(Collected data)
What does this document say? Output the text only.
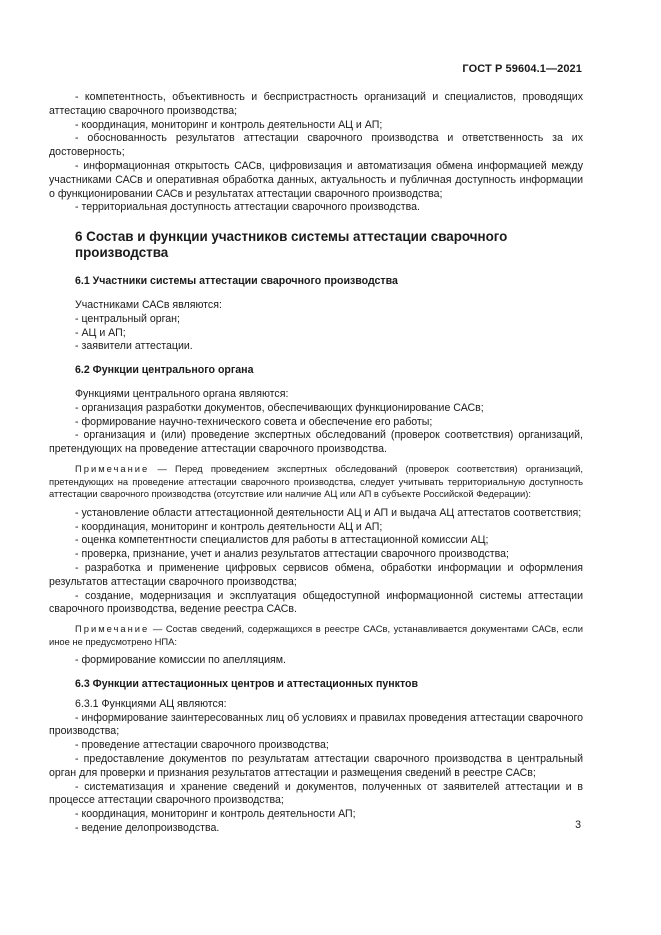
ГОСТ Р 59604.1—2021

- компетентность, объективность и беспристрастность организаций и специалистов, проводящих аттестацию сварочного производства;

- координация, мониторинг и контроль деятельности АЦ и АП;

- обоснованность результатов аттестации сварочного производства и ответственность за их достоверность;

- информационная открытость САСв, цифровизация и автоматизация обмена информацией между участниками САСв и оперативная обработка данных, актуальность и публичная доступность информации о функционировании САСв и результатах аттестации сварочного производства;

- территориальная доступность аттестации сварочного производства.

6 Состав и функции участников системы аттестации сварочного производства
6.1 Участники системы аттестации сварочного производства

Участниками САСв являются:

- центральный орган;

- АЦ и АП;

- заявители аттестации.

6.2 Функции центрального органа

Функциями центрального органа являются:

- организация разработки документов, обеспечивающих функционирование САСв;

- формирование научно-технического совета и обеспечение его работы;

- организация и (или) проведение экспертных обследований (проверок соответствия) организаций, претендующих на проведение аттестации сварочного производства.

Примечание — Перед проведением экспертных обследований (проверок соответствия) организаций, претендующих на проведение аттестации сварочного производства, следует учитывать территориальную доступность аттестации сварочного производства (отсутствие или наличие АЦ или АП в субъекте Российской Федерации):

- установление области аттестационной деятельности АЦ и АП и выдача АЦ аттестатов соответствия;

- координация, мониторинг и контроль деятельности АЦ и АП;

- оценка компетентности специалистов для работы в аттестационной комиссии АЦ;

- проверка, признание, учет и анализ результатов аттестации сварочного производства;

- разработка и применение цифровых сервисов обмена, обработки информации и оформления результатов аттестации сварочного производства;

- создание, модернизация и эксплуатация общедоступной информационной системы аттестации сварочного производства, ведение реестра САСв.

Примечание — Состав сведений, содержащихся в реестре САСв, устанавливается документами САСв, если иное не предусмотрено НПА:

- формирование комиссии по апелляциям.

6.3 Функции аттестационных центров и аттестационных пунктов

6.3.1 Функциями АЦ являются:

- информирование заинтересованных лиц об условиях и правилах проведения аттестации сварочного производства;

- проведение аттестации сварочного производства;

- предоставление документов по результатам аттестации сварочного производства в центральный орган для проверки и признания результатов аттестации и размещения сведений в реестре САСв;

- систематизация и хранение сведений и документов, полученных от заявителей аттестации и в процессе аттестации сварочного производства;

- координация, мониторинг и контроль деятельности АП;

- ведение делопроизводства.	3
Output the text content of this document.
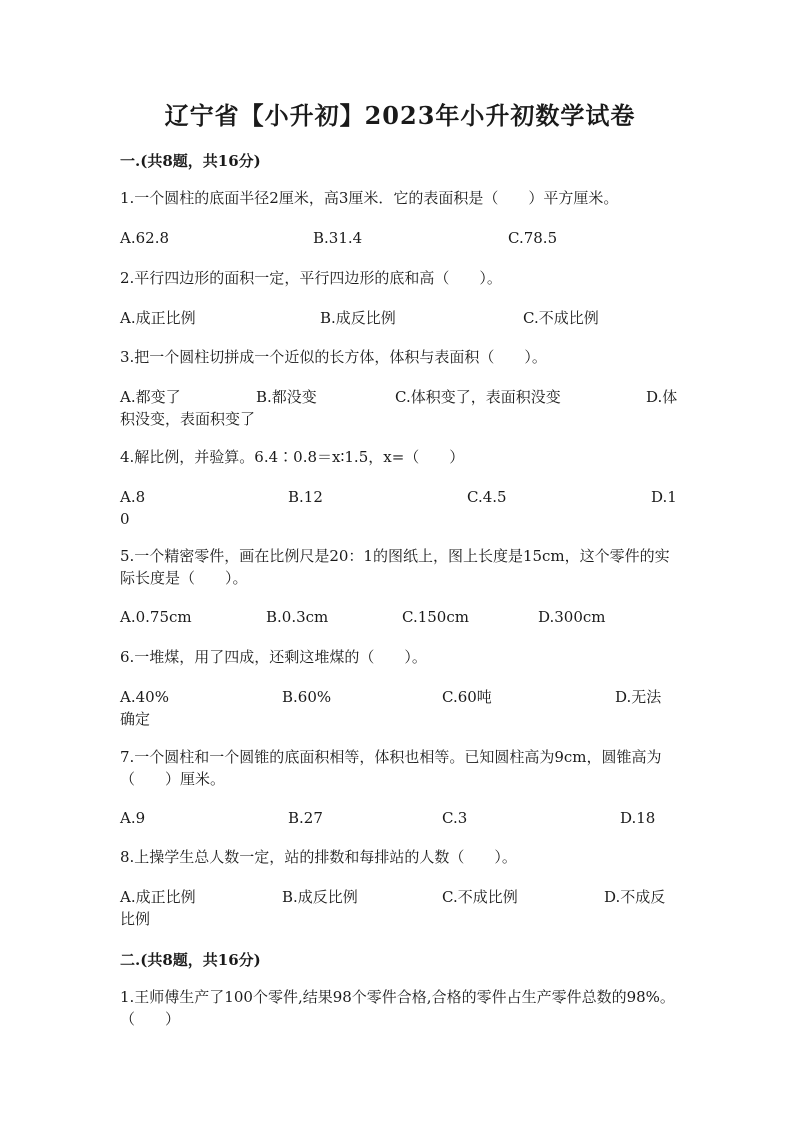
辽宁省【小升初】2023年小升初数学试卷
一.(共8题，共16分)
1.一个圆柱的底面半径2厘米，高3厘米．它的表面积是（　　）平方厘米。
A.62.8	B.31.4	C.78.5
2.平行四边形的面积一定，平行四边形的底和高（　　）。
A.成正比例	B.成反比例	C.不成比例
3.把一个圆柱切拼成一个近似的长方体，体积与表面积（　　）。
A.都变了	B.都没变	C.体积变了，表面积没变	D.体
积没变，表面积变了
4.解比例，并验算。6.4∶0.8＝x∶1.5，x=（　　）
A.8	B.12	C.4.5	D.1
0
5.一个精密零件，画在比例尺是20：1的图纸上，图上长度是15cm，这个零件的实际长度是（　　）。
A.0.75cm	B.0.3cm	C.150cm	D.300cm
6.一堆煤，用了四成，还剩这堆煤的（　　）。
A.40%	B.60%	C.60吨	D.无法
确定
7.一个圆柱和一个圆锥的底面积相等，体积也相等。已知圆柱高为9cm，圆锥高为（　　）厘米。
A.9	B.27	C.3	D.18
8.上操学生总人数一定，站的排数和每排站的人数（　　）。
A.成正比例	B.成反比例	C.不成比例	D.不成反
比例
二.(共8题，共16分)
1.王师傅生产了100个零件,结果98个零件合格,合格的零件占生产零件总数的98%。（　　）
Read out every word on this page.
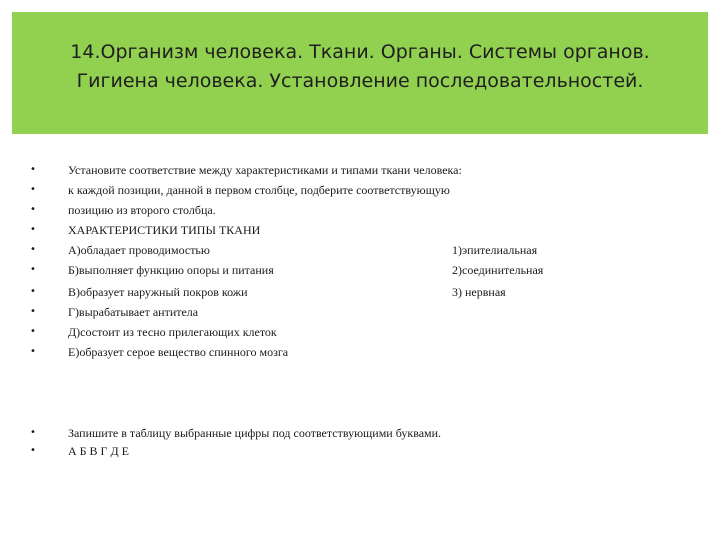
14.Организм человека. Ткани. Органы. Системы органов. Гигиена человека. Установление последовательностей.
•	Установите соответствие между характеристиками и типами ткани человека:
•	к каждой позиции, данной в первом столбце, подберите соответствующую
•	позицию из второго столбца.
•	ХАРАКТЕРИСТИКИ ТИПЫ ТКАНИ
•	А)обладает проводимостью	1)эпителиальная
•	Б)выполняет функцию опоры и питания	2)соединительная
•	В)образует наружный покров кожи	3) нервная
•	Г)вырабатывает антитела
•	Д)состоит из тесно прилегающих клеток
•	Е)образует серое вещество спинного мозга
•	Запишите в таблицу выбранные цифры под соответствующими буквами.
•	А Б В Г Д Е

Objective:
Make an exact copy of the records shown above, without the pictures.

Written response:
What does this document say? Output the text only.
ГОСТ Р 59604.1—2021

- компетентность, объективность и беспристрастность организаций и специалистов, проводящих аттестацию сварочного производства;

- координация, мониторинг и контроль деятельности АЦ и АП;

- обоснованность результатов аттестации сварочного производства и ответственность за их достоверность;

- информационная открытость САСв, цифровизация и автоматизация обмена информацией между участниками САСв и оперативная обработка данных, актуальность и публичная доступность информации о функционировании САСв и результатах аттестации сварочного производства;

- территориальная доступность аттестации сварочного производства.

6 Состав и функции участников системы аттестации сварочного производства
6.1 Участники системы аттестации сварочного производства

Участниками САСв являются:

- центральный орган;

- АЦ и АП;

- заявители аттестации.

6.2 Функции центрального органа

Функциями центрального органа являются:

- организация разработки документов, обеспечивающих функционирование САСв;

- формирование научно-технического совета и обеспечение его работы;

- организация и (или) проведение экспертных обследований (проверок соответствия) организаций, претендующих на проведение аттестации сварочного производства.

Примечание — Перед проведением экспертных обследований (проверок соответствия) организаций, претендующих на проведение аттестации сварочного производства, следует учитывать территориальную доступность аттестации сварочного производства (отсутствие или наличие АЦ или АП в субъекте Российской Федерации):

- установление области аттестационной деятельности АЦ и АП и выдача АЦ аттестатов соответствия;

- координация, мониторинг и контроль деятельности АЦ и АП;

- оценка компетентности специалистов для работы в аттестационной комиссии АЦ;

- проверка, признание, учет и анализ результатов аттестации сварочного производства;

- разработка и применение цифровых сервисов обмена, обработки информации и оформления результатов аттестации сварочного производства;

- создание, модернизация и эксплуатация общедоступной информационной системы аттестации сварочного производства, ведение реестра САСв.

Примечание — Состав сведений, содержащихся в реестре САСв, устанавливается документами САСв, если иное не предусмотрено НПА:

- формирование комиссии по апелляциям.

6.3 Функции аттестационных центров и аттестационных пунктов

6.3.1 Функциями АЦ являются:

- информирование заинтересованных лиц об условиях и правилах проведения аттестации сварочного производства;

- проведение аттестации сварочного производства;

- предоставление документов по результатам аттестации сварочного производства в центральный орган для проверки и признания результатов аттестации и размещения сведений в реестре САСв;

- систематизация и хранение сведений и документов, полученных от заявителей аттестации и в процессе аттестации сварочного производства;

- координация, мониторинг и контроль деятельности АП;

- ведение делопроизводства.	3
Output the text content of this document.
辽宁省【小升初】2023年小升初数学试卷
一.(共8题，共16分)
1.一个圆柱的底面半径2厘米，高3厘米．它的表面积是（　　）平方厘米。
A.62.8	B.31.4	C.78.5
2.平行四边形的面积一定，平行四边形的底和高（　　）。
A.成正比例	B.成反比例	C.不成比例
3.把一个圆柱切拼成一个近似的长方体，体积与表面积（　　）。
A.都变了	B.都没变	C.体积变了，表面积没变	D.体
积没变，表面积变了
4.解比例，并验算。6.4∶0.8＝x∶1.5，x=（　　）
A.8	B.12	C.4.5	D.1
0
5.一个精密零件，画在比例尺是20：1的图纸上，图上长度是15cm，这个零件的实际长度是（　　）。
A.0.75cm	B.0.3cm	C.150cm	D.300cm
6.一堆煤，用了四成，还剩这堆煤的（　　）。
A.40%	B.60%	C.60吨	D.无法
确定
7.一个圆柱和一个圆锥的底面积相等，体积也相等。已知圆柱高为9cm，圆锥高为（　　）厘米。
A.9	B.27	C.3	D.18
8.上操学生总人数一定，站的排数和每排站的人数（　　）。
A.成正比例	B.成反比例	C.不成比例	D.不成反
比例
二.(共8题，共16分)
1.王师傅生产了100个零件,结果98个零件合格,合格的零件占生产零件总数的98%。（　　）
Read out every word on this page.
14.Организм человека. Ткани. Органы. Системы органов. Гигиена человека. Установление последовательностей.
•	Установите соответствие между характеристиками и типами ткани человека:
•	к каждой позиции, данной в первом столбце, подберите соответствующую
•	позицию из второго столбца.
•	ХАРАКТЕРИСТИКИ ТИПЫ ТКАНИ
•	А)обладает проводимостью	1)эпителиальная
•	Б)выполняет функцию опоры и питания	2)соединительная
•	В)образует наружный покров кожи	3) нервная
•	Г)вырабатывает антитела
•	Д)состоит из тесно прилегающих клеток
•	Е)образует серое вещество спинного мозга
•	Запишите в таблицу выбранные цифры под соответствующими буквами.
•	А Б В Г Д Е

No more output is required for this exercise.